## What you will do
Write out each line of the listing as it stands, without the images.

## Source data
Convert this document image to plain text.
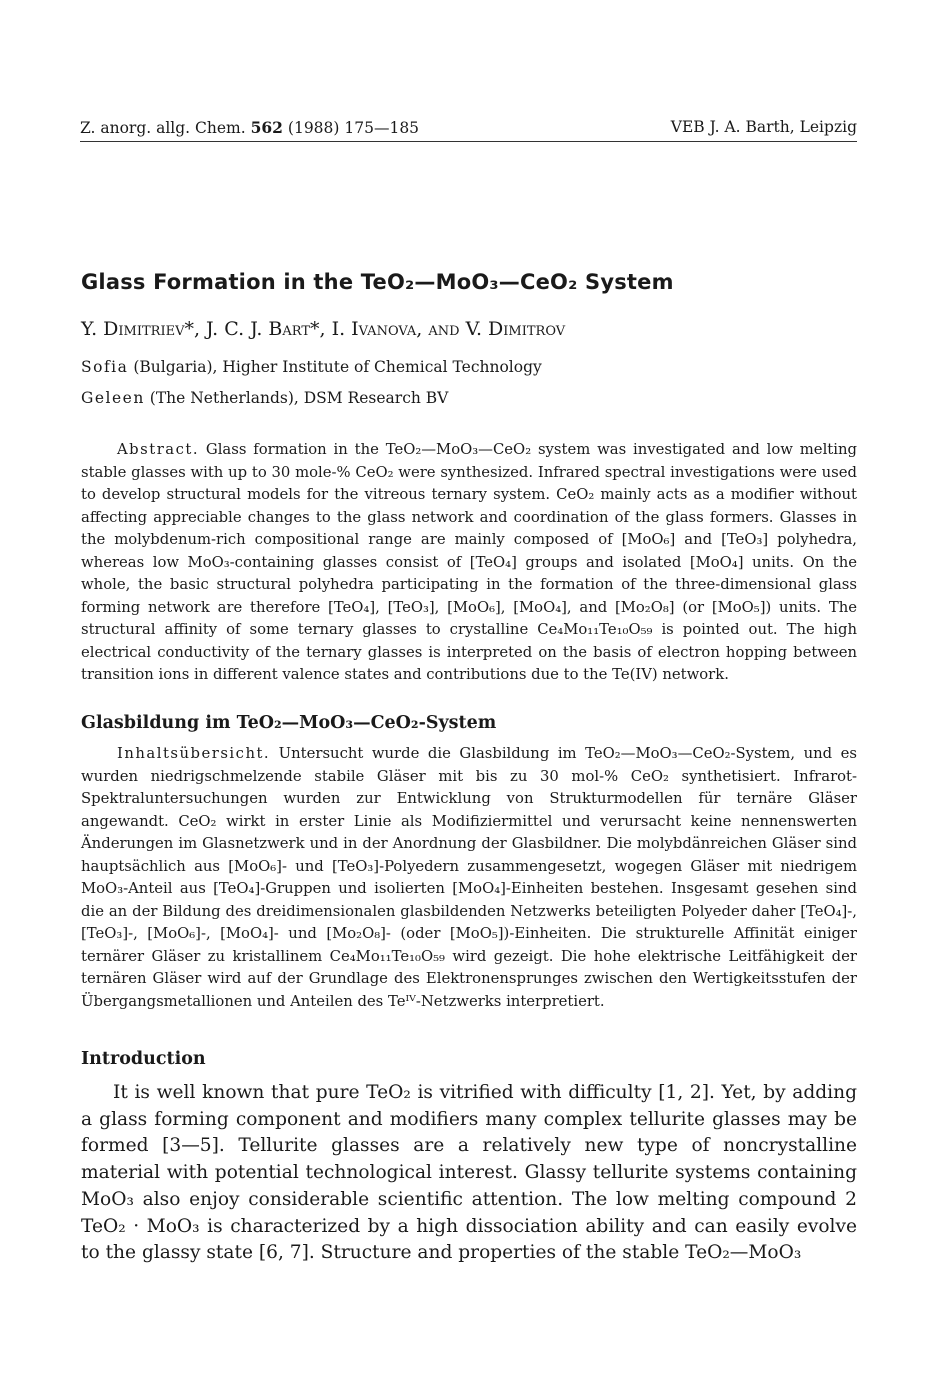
Z. anorg. allg. Chem. 562 (1988) 175—185	VEB J. A. Barth, Leipzig
Glass Formation in the TeO₂—MoO₃—CeO₂ System
Y. Dimitriev*, J. C. J. Bart*, I. Ivanova, and V. Dimitrov
Sofia (Bulgaria), Higher Institute of Chemical Technology
Geleen (The Netherlands), DSM Research BV

Abstract. Glass formation in the TeO₂—MoO₃—CeO₂ system was investigated and low melting stable glasses with up to 30 mole-% CeO₂ were synthesized. Infrared spectral investigations were used to develop structural models for the vitreous ternary system. CeO₂ mainly acts as a modifier without affecting appreciable changes to the glass network and coordination of the glass formers. Glasses in the molybdenum-rich compositional range are mainly composed of [MoO₆] and [TeO₃] polyhedra, whereas low MoO₃-containing glasses consist of [TeO₄] groups and isolated [MoO₄] units. On the whole, the basic structural polyhedra participating in the formation of the three-dimensional glass forming network are therefore [TeO₄], [TeO₃], [MoO₆], [MoO₄], and [Mo₂O₈] (or [MoO₅]) units. The structural affinity of some ternary glasses to crystalline Ce₄Mo₁₁Te₁₀O₅₉ is pointed out. The high electrical conductivity of the ternary glasses is interpreted on the basis of electron hopping between transition ions in different valence states and contributions due to the Te(IV) network.

Glasbildung im TeO₂—MoO₃—CeO₂-System

Inhaltsübersicht. Untersucht wurde die Glasbildung im TeO₂—MoO₃—CeO₂-System, und es wurden niedrigschmelzende stabile Gläser mit bis zu 30 mol-% CeO₂ synthetisiert. Infrarot-Spektraluntersuchungen wurden zur Entwicklung von Strukturmodellen für ternäre Gläser angewandt. CeO₂ wirkt in erster Linie als Modifiziermittel und verursacht keine nennenswerten Änderungen im Glasnetzwerk und in der Anordnung der Glasbildner. Die molybdänreichen Gläser sind hauptsächlich aus [MoO₆]- und [TeO₃]-Polyedern zusammengesetzt, wogegen Gläser mit niedrigem MoO₃-Anteil aus [TeO₄]-Gruppen und isolierten [MoO₄]-Einheiten bestehen. Insgesamt gesehen sind die an der Bildung des dreidimensionalen glasbildenden Netzwerks beteiligten Polyeder daher [TeO₄]-, [TeO₃]-, [MoO₆]-, [MoO₄]- und [Mo₂O₈]- (oder [MoO₅])-Einheiten. Die strukturelle Affinität einiger ternärer Gläser zu kristallinem Ce₄Mo₁₁Te₁₀O₅₉ wird gezeigt. Die hohe elektrische Leitfähigkeit der ternären Gläser wird auf der Grundlage des Elektronensprunges zwischen den Wertigkeitsstufen der Übergangsmetallionen und Anteilen des Teᴵⱽ-Netzwerks interpretiert.

Introduction

It is well known that pure TeO₂ is vitrified with difficulty [1, 2]. Yet, by adding a glass forming component and modifiers many complex tellurite glasses may be formed [3—5]. Tellurite glasses are a relatively new type of noncrystalline material with potential technological interest. Glassy tellurite systems containing MoO₃ also enjoy considerable scientific attention. The low melting compound 2 TeO₂ · MoO₃ is characterized by a high dissociation ability and can easily evolve to the glassy state [6, 7]. Structure and properties of the stable TeO₂—MoO₃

## Solution to the exercise
Convert this document image to plain text.
Z. anorg. allg. Chem. 562 (1988) 175—185	VEB J. A. Barth, Leipzig
Glass Formation in the TeO₂—MoO₃—CeO₂ System
Y. Dimitriev*, J. C. J. Bart*, I. Ivanova, and V. Dimitrov
Sofia (Bulgaria), Higher Institute of Chemical Technology
Geleen (The Netherlands), DSM Research BV

Abstract. Glass formation in the TeO₂—MoO₃—CeO₂ system was investigated and low melting stable glasses with up to 30 mole-% CeO₂ were synthesized. Infrared spectral investigations were used to develop structural models for the vitreous ternary system. CeO₂ mainly acts as a modifier without affecting appreciable changes to the glass network and coordination of the glass formers. Glasses in the molybdenum-rich compositional range are mainly composed of [MoO₆] and [TeO₃] polyhedra, whereas low MoO₃-containing glasses consist of [TeO₄] groups and isolated [MoO₄] units. On the whole, the basic structural polyhedra participating in the formation of the three-dimensional glass forming network are therefore [TeO₄], [TeO₃], [MoO₆], [MoO₄], and [Mo₂O₈] (or [MoO₅]) units. The structural affinity of some ternary glasses to crystalline Ce₄Mo₁₁Te₁₀O₅₉ is pointed out. The high electrical conductivity of the ternary glasses is interpreted on the basis of electron hopping between transition ions in different valence states and contributions due to the Te(IV) network.

Glasbildung im TeO₂—MoO₃—CeO₂-System

Inhaltsübersicht. Untersucht wurde die Glasbildung im TeO₂—MoO₃—CeO₂-System, und es wurden niedrigschmelzende stabile Gläser mit bis zu 30 mol-% CeO₂ synthetisiert. Infrarot-Spektraluntersuchungen wurden zur Entwicklung von Strukturmodellen für ternäre Gläser angewandt. CeO₂ wirkt in erster Linie als Modifiziermittel und verursacht keine nennenswerten Änderungen im Glasnetzwerk und in der Anordnung der Glasbildner. Die molybdänreichen Gläser sind hauptsächlich aus [MoO₆]- und [TeO₃]-Polyedern zusammengesetzt, wogegen Gläser mit niedrigem MoO₃-Anteil aus [TeO₄]-Gruppen und isolierten [MoO₄]-Einheiten bestehen. Insgesamt gesehen sind die an der Bildung des dreidimensionalen glasbildenden Netzwerks beteiligten Polyeder daher [TeO₄]-, [TeO₃]-, [MoO₆]-, [MoO₄]- und [Mo₂O₈]- (oder [MoO₅])-Einheiten. Die strukturelle Affinität einiger ternärer Gläser zu kristallinem Ce₄Mo₁₁Te₁₀O₅₉ wird gezeigt. Die hohe elektrische Leitfähigkeit der ternären Gläser wird auf der Grundlage des Elektronensprunges zwischen den Wertigkeitsstufen der Übergangsmetallionen und Anteilen des Teᴵⱽ-Netzwerks interpretiert.

Introduction

It is well known that pure TeO₂ is vitrified with difficulty [1, 2]. Yet, by adding a glass forming component and modifiers many complex tellurite glasses may be formed [3—5]. Tellurite glasses are a relatively new type of noncrystalline material with potential technological interest. Glassy tellurite systems containing MoO₃ also enjoy considerable scientific attention. The low melting compound 2 TeO₂ · MoO₃ is characterized by a high dissociation ability and can easily evolve to the glassy state [6, 7]. Structure and properties of the stable TeO₂—MoO₃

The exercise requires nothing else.